• **WHAT IS NEEDED**: Work through the material below line by line and say how many lines include the word "Journal". Only the number, please.

• **Data extracted from a collection**:
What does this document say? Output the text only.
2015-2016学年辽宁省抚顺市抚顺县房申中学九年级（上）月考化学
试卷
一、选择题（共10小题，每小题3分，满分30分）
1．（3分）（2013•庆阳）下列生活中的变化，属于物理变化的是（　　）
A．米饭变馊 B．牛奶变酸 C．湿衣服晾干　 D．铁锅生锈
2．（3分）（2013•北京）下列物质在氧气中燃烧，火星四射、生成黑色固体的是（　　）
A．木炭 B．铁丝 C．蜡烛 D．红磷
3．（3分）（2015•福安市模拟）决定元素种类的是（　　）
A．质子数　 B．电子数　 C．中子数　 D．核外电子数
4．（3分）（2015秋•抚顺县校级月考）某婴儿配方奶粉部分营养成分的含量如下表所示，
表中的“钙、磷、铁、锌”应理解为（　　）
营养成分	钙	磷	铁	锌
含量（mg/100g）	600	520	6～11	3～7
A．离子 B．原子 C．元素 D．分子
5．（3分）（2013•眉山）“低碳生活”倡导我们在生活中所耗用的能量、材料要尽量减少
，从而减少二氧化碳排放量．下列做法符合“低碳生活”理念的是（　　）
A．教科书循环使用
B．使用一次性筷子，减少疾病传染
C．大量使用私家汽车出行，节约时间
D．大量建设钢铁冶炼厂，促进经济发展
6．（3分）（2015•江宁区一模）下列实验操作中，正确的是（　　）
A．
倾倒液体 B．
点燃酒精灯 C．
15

---

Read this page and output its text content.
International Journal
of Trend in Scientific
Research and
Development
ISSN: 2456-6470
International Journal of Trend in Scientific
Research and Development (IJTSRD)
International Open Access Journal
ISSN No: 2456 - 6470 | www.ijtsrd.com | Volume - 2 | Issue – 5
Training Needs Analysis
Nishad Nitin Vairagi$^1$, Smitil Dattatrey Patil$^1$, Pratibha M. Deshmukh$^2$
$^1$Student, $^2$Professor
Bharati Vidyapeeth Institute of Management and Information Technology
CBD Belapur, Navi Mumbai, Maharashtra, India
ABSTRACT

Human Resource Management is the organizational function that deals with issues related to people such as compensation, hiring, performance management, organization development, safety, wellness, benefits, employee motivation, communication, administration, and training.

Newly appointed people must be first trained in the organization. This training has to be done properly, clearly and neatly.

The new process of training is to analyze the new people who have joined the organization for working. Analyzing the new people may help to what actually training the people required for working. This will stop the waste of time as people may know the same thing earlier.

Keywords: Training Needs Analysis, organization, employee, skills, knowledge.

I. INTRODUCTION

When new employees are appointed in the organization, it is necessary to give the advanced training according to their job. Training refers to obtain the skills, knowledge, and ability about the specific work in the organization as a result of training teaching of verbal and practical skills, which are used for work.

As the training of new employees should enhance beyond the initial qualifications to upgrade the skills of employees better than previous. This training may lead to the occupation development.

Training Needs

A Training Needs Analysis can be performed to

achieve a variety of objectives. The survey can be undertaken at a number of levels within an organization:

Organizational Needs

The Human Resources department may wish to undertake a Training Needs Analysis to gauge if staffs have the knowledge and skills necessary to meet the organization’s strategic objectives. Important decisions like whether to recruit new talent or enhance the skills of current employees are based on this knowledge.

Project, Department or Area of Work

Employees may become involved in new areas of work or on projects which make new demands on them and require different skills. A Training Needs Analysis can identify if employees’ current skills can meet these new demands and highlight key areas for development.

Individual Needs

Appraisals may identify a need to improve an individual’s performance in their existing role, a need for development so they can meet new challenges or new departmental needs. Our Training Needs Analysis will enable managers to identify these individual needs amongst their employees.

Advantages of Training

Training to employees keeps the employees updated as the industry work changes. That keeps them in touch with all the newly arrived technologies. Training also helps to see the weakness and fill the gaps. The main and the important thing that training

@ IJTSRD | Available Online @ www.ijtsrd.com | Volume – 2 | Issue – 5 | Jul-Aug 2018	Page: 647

• **ANSWER TO THIS PROBLEM**: 3